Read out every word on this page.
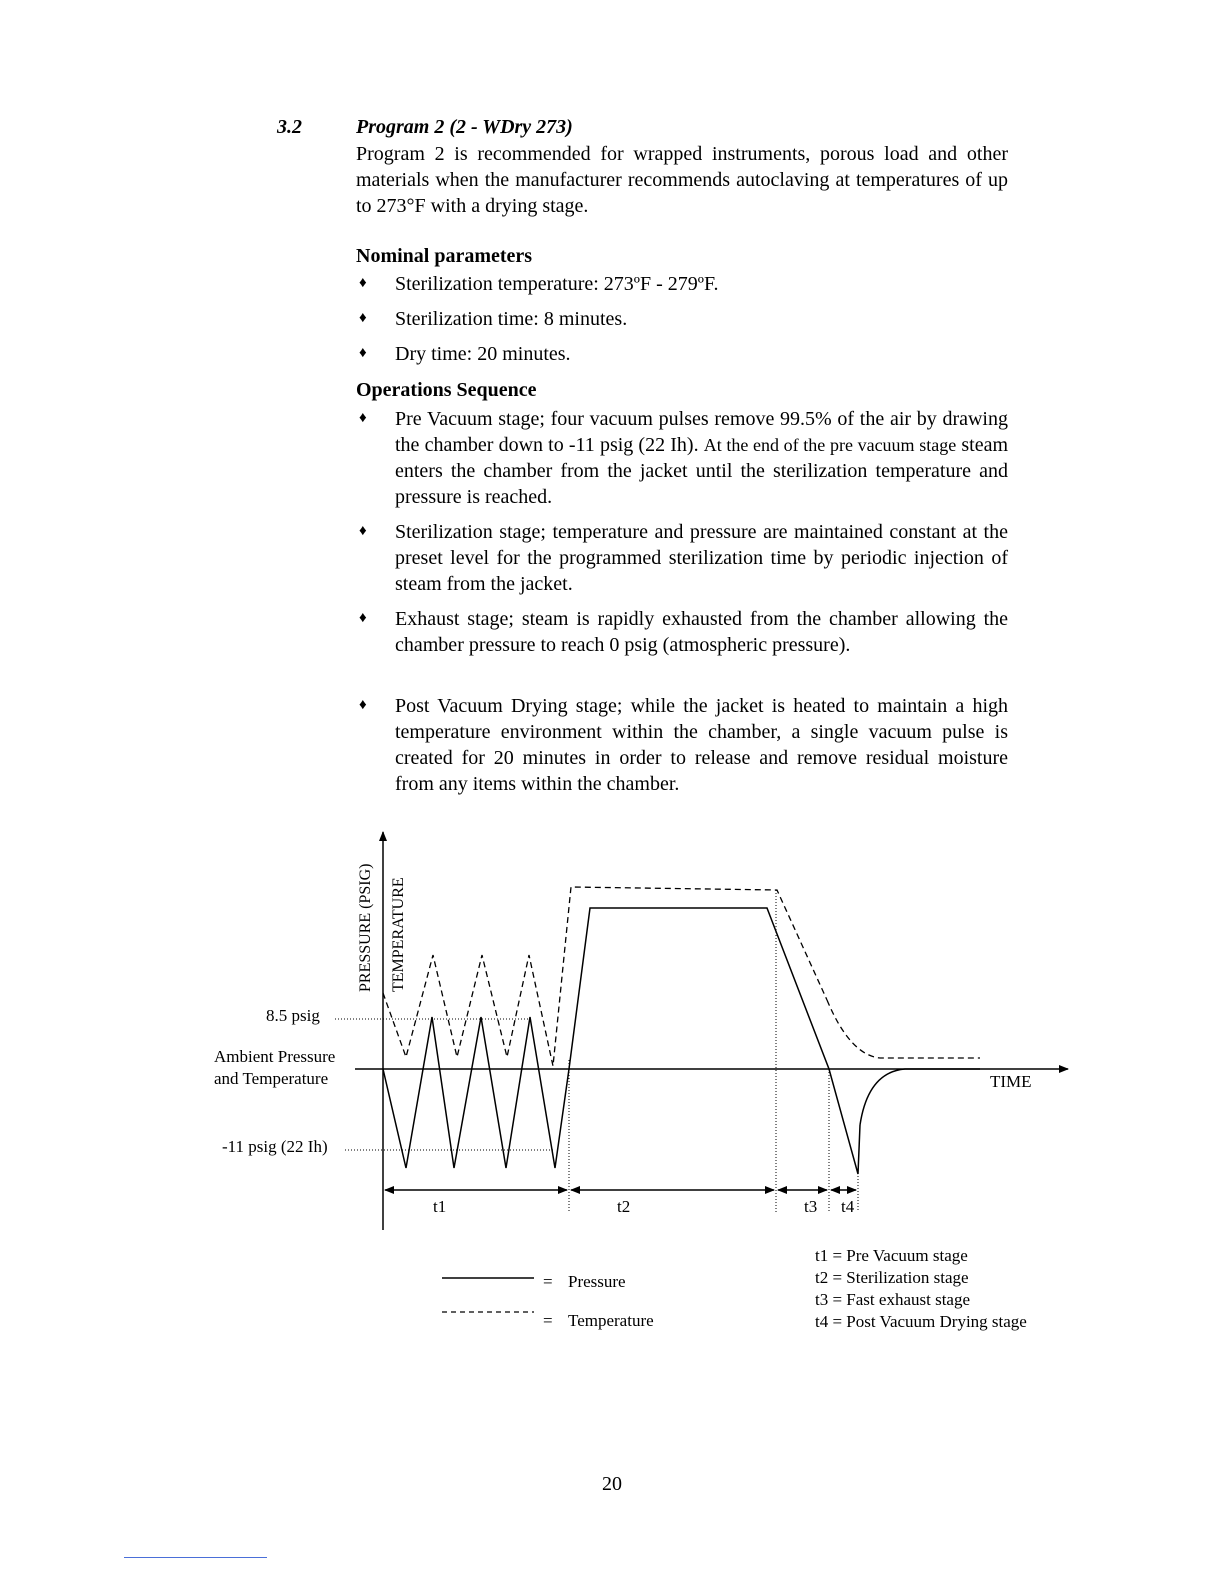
3.2	Program 2 (2 - WDry 273)
Program 2 is recommended for wrapped instruments, porous load and other materials when the manufacturer recommends autoclaving at temperatures of up to 273°F with a drying stage.
Nominal parameters
♦ Sterilization temperature: 273ºF - 279ºF.
♦ Sterilization time: 8 minutes.
♦ Dry time: 20 minutes.
Operations Sequence
♦ Pre Vacuum stage; four vacuum pulses remove 99.5% of the air by drawing the chamber down to -11 psig (22 Ih). At the end of the pre vacuum stage steam enters the chamber from the jacket until the sterilization temperature and pressure is reached.
♦ Sterilization stage; temperature and pressure are maintained constant at the preset level for the programmed sterilization time by periodic injection of steam from the jacket.
♦ Exhaust stage; steam is rapidly exhausted from the chamber allowing the chamber pressure to reach 0 psig (atmospheric pressure).
♦ Post Vacuum Drying stage; while the jacket is heated to maintain a high temperature environment within the chamber, a single vacuum pulse is created for 20 minutes in order to release and remove residual moisture from any items within the chamber.
PRESSURE (PSIG) TEMPERATURE
TIME
8.5 psig
Ambient Pressure
and Temperature
-11 psig (22 Ih)
t1	t2	t3 t4
= Pressure
= Temperature
t1 = Pre Vacuum stage
t2 = Sterilization stage
t3 = Fast exhaust stage
t4 = Post Vacuum Drying stage
20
···
## STATED PROBLEM
Quote all the records verbatim, dropping any pictures from your copy.

## TASK ANSWER
Read out every word on this page.
3.2	Program 2 (2 - WDry 273)
Program 2 is recommended for wrapped instruments, porous load and other materials when the manufacturer recommends autoclaving at temperatures of up to 273°F with a drying stage.
Nominal parameters
♦ Sterilization temperature: 273ºF - 279ºF.
♦ Sterilization time: 8 minutes.
♦ Dry time: 20 minutes.
Operations Sequence
♦ Pre Vacuum stage; four vacuum pulses remove 99.5% of the air by drawing the chamber down to -11 psig (22 Ih). At the end of the pre vacuum stage steam enters the chamber from the jacket until the sterilization temperature and pressure is reached.
♦ Sterilization stage; temperature and pressure are maintained constant at the preset level for the programmed sterilization time by periodic injection of steam from the jacket.
♦ Exhaust stage; steam is rapidly exhausted from the chamber allowing the chamber pressure to reach 0 psig (atmospheric pressure).
♦ Post Vacuum Drying stage; while the jacket is heated to maintain a high temperature environment within the chamber, a single vacuum pulse is created for 20 minutes in order to release and remove residual moisture from any items within the chamber.
PRESSURE (PSIG) TEMPERATURE
TIME
8.5 psig
Ambient Pressure
and Temperature
-11 psig (22 Ih)
t1	t2	t3 t4
= Pressure
= Temperature
t1 = Pre Vacuum stage
t2 = Sterilization stage
t3 = Fast exhaust stage
t4 = Post Vacuum Drying stage
20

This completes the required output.